- **Written task**:
Can you output the records below exactly as they are written?

- **Material shown**:
>> BEGIN

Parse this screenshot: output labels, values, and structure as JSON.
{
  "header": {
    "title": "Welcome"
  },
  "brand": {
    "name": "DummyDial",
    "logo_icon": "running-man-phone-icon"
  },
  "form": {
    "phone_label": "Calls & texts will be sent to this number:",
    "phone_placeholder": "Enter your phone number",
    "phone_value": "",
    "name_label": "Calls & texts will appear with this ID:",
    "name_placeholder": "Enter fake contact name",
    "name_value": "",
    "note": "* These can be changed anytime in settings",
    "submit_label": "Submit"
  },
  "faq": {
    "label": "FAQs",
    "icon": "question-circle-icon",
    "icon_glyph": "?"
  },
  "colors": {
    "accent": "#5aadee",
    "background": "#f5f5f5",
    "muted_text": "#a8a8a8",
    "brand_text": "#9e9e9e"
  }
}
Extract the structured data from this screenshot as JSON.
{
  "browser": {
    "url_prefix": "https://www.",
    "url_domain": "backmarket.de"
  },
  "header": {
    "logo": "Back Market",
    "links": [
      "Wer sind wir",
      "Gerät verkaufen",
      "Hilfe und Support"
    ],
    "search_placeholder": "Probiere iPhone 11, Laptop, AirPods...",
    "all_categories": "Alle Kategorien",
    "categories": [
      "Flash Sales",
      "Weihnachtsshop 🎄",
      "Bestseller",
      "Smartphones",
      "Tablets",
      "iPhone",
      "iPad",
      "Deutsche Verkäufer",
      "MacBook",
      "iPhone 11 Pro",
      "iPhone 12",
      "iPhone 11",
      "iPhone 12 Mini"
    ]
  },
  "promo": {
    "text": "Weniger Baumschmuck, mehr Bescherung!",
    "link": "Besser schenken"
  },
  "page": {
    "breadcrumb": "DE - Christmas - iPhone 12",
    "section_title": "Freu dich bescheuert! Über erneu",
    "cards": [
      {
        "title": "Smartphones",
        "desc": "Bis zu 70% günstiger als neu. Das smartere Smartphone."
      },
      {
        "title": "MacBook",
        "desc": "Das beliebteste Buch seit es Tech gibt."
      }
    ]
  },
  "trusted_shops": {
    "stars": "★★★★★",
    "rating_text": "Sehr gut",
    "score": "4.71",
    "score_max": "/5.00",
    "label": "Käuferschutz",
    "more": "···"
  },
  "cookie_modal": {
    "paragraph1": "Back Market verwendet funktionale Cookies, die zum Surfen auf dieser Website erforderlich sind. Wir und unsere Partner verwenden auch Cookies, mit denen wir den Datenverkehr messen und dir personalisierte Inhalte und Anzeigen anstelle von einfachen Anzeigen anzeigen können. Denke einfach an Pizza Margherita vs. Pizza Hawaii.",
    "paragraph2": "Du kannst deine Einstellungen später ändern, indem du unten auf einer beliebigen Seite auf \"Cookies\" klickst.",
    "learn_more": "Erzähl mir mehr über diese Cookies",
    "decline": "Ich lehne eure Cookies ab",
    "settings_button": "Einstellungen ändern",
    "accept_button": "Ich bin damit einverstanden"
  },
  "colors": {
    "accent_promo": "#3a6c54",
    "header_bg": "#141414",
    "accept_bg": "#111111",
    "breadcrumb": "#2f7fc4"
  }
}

>> END

- **Solution to the problem**:
Parse this screenshot: output labels, values, and structure as JSON.
{
  "header": {
    "title": "Welcome"
  },
  "brand": {
    "name": "DummyDial",
    "logo_icon": "running-man-phone-icon"
  },
  "form": {
    "phone_label": "Calls & texts will be sent to this number:",
    "phone_placeholder": "Enter your phone number",
    "phone_value": "",
    "name_label": "Calls & texts will appear with this ID:",
    "name_placeholder": "Enter fake contact name",
    "name_value": "",
    "note": "* These can be changed anytime in settings",
    "submit_label": "Submit"
  },
  "faq": {
    "label": "FAQs",
    "icon": "question-circle-icon",
    "icon_glyph": "?"
  },
  "colors": {
    "accent": "#5aadee",
    "background": "#f5f5f5",
    "muted_text": "#a8a8a8",
    "brand_text": "#9e9e9e"
  }
}
Extract the structured data from this screenshot as JSON.
{
  "browser": {
    "url_prefix": "https://www.",
    "url_domain": "backmarket.de"
  },
  "header": {
    "logo": "Back Market",
    "links": [
      "Wer sind wir",
      "Gerät verkaufen",
      "Hilfe und Support"
    ],
    "search_placeholder": "Probiere iPhone 11, Laptop, AirPods...",
    "all_categories": "Alle Kategorien",
    "categories": [
      "Flash Sales",
      "Weihnachtsshop 🎄",
      "Bestseller",
      "Smartphones",
      "Tablets",
      "iPhone",
      "iPad",
      "Deutsche Verkäufer",
      "MacBook",
      "iPhone 11 Pro",
      "iPhone 12",
      "iPhone 11",
      "iPhone 12 Mini"
    ]
  },
  "promo": {
    "text": "Weniger Baumschmuck, mehr Bescherung!",
    "link": "Besser schenken"
  },
  "page": {
    "breadcrumb": "DE - Christmas - iPhone 12",
    "section_title": "Freu dich bescheuert! Über erneu",
    "cards": [
      {
        "title": "Smartphones",
        "desc": "Bis zu 70% günstiger als neu. Das smartere Smartphone."
      },
      {
        "title": "MacBook",
        "desc": "Das beliebteste Buch seit es Tech gibt."
      }
    ]
  },
  "trusted_shops": {
    "stars": "★★★★★",
    "rating_text": "Sehr gut",
    "score": "4.71",
    "score_max": "/5.00",
    "label": "Käuferschutz",
    "more": "···"
  },
  "cookie_modal": {
    "paragraph1": "Back Market verwendet funktionale Cookies, die zum Surfen auf dieser Website erforderlich sind. Wir und unsere Partner verwenden auch Cookies, mit denen wir den Datenverkehr messen und dir personalisierte Inhalte und Anzeigen anstelle von einfachen Anzeigen anzeigen können. Denke einfach an Pizza Margherita vs. Pizza Hawaii.",
    "paragraph2": "Du kannst deine Einstellungen später ändern, indem du unten auf einer beliebigen Seite auf \"Cookies\" klickst.",
    "learn_more": "Erzähl mir mehr über diese Cookies",
    "decline": "Ich lehne eure Cookies ab",
    "settings_button": "Einstellungen ändern",
    "accept_button": "Ich bin damit einverstanden"
  },
  "colors": {
    "accent_promo": "#3a6c54",
    "header_bg": "#141414",
    "accept_bg": "#111111",
    "breadcrumb": "#2f7fc4"
  }
}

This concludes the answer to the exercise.